Document passage =
--- START ---
Daniel Lyons

Toward an activity-based definition of minimum broadband speed

[Commentary] Broadband speed has become a key metric for internet policy. Outgoing Federal Communications Commission Chairman Tom Wheeler has repeatedly emphasized that 25 megabits per second (Mbps) download speed should be “table stakes” for a 21st century network. Others have pushed for higher speeds. Susan Crawford, for example, has called for a nationwide gigabit network. But when pressed, advocates typically offer little to justify these benchmarks beyond a generic appeal to the truism that “more is better.”

Given the role that such benchmarks play in telecommunications policy, the incoming administration should consider establishing a robust, objective, activity-based definition of minimum broadband speed.

[Daniel Lyons an associate professor at Boston College Law School]

Proposed telecom arbitration ban is bad law and bad policy

[Commentary] During the internet service provider privacy proceeding, Federal Communications Commission (FCC) Commissioner Mignon Clyburn teamed up with Sen Al Franken (D-MN) to call for a ban on arbitration clauses in consumer telecommunications contracts. They argued that such clauses “effectively lock[] the courthouse door” on customers and allow companies to evade responsibility for misbehavior. The proposed ban did not make it into the final privacy order, though FCC Chairman Tom Wheeler promised to open a new rulemaking proceeding on the issue in February.

Thankfully, the November election likely makes this threat moot. But because the issue is unlikely to go away, it is worth exploring why this proposed ban is both bad law and bad policy. That’s the subject of my most recent Perspectives article, published earlier in Dec by the Free State Foundation.

DirecTV Now and the future of broadband innovation

[Commentary] Traditional cable is a declining industry: Nielsen estimates the number of households subscribing to pay television fell by 1.7 million last year alone, driven by increased competition for new Internet-based video alternatives such as Netflix. AT&T is trying to deliver its product in new ways to meet the needs of those dissatisfied with the traditional cable model—including by making its product available on wireless devices as well as televisions. Zero-rating makes DirecTV Now even more attractive for AT&T wireless subscribers—and may help the company in the highly competitive wireless market as well.
--- END ---
Supplied records =
--- START ---
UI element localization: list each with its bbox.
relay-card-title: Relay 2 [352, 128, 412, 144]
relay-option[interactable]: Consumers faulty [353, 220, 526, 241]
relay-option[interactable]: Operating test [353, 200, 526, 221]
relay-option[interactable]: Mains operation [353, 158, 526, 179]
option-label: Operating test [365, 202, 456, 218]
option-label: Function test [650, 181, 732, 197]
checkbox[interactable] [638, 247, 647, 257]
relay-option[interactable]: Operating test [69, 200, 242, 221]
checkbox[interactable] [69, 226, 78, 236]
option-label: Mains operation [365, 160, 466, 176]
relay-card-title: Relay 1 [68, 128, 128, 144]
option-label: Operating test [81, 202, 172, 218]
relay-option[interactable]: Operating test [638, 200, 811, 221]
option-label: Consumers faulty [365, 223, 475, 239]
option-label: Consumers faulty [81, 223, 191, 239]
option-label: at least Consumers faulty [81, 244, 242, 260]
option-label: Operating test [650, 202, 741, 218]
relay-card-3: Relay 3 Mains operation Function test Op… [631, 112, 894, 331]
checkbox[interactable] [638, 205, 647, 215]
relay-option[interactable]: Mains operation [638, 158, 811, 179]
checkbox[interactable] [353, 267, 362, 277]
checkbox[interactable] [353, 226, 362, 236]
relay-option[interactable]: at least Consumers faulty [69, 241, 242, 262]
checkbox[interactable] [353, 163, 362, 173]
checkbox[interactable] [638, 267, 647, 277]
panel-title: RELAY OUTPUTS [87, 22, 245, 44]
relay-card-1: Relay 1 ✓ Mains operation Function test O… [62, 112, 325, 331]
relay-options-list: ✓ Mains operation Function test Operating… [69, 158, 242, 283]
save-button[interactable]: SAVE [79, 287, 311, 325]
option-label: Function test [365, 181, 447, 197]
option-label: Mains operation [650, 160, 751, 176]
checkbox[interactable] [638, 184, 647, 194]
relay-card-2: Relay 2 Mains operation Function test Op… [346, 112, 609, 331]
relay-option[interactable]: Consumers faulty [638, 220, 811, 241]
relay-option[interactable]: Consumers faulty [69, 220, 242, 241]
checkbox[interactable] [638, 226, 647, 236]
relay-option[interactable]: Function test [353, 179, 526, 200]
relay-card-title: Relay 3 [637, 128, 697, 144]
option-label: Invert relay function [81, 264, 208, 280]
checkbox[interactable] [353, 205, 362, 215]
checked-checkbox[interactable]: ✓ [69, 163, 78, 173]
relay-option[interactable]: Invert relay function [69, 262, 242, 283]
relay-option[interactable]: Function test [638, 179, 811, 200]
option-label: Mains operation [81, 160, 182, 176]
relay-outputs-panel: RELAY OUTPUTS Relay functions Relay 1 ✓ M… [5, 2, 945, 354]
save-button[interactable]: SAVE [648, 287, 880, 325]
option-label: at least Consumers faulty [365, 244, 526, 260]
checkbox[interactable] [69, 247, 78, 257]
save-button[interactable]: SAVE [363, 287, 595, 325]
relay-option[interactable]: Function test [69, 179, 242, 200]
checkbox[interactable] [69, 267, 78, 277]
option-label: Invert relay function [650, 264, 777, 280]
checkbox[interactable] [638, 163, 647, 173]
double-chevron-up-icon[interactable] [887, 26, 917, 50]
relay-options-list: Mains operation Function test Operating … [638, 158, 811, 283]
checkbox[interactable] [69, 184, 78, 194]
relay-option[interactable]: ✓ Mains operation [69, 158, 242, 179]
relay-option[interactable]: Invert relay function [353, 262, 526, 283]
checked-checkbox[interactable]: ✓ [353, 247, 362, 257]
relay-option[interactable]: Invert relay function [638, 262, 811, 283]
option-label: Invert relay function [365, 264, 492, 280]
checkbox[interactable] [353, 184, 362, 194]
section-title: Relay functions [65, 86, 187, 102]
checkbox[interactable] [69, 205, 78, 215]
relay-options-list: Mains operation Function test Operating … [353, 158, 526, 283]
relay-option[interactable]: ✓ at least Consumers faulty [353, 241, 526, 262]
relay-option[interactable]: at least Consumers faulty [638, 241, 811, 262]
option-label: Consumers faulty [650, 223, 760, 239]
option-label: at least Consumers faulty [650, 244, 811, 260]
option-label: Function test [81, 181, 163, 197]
--- END ---
--- START ---
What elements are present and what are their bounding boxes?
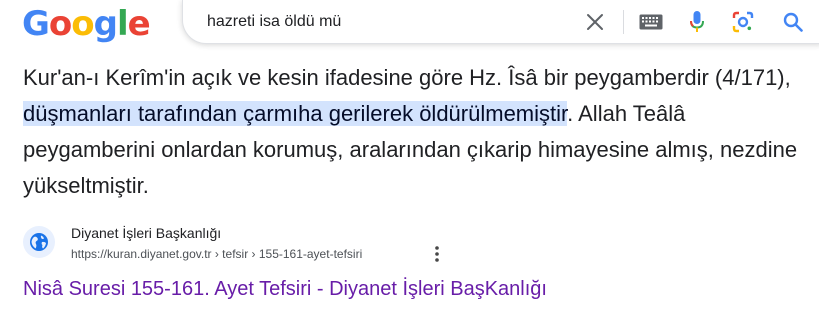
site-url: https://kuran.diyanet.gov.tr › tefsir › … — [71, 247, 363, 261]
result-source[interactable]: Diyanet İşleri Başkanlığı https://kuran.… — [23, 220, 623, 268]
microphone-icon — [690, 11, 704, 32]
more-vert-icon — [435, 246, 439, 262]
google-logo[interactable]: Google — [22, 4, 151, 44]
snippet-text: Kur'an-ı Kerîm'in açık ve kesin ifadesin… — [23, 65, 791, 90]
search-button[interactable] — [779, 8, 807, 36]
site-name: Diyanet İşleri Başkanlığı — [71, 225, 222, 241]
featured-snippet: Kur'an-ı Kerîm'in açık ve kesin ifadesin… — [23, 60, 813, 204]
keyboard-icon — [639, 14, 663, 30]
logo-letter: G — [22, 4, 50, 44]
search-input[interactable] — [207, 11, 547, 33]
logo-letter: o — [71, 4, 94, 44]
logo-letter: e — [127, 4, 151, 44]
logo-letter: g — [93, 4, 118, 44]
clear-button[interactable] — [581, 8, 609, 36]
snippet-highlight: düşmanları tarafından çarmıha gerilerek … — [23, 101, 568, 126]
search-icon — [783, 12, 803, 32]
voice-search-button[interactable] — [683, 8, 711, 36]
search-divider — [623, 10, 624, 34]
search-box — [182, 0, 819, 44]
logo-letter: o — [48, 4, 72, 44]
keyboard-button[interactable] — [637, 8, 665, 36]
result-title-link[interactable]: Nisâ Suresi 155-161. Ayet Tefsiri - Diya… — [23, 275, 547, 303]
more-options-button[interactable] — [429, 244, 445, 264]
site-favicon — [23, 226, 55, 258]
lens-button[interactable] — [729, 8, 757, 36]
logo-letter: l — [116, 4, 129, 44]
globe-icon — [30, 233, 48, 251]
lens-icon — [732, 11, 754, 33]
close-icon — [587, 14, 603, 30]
--- END ---
Exercise instructions =
A. Do these statements agree with the telecom commentary above? For each, answer yes or no and quote the words from the telecom commentary that decide it.
(i) Tom Wheeler has said a 25 Mbps download speed should be "table stakes" for a 21st century network.
(ii) The proposed ban on arbitration clauses was included in the final privacy order.
(iii) Nielsen estimates that households subscribing to pay television fell by 1.7 million last year.
B. Please list every person named in the telecom commentary above.

Problem solutions =
A.
(i) Yes: "Outgoing Federal Communications Commission Chairman Tom Wheeler has repeatedly emphasized that 25 megabits per second (Mbps) download speed should be “table stakes” for a 21st century network."
(ii) No: "The proposed ban did not make it into the final privacy order"
(iii) Yes: "Nielsen estimates the number of households subscribing to pay television fell by 1.7 million last year alone"

B.
- Daniel Lyons
- Tom Wheeler
- Susan Crawford
- Mignon Clyburn
- Al Franken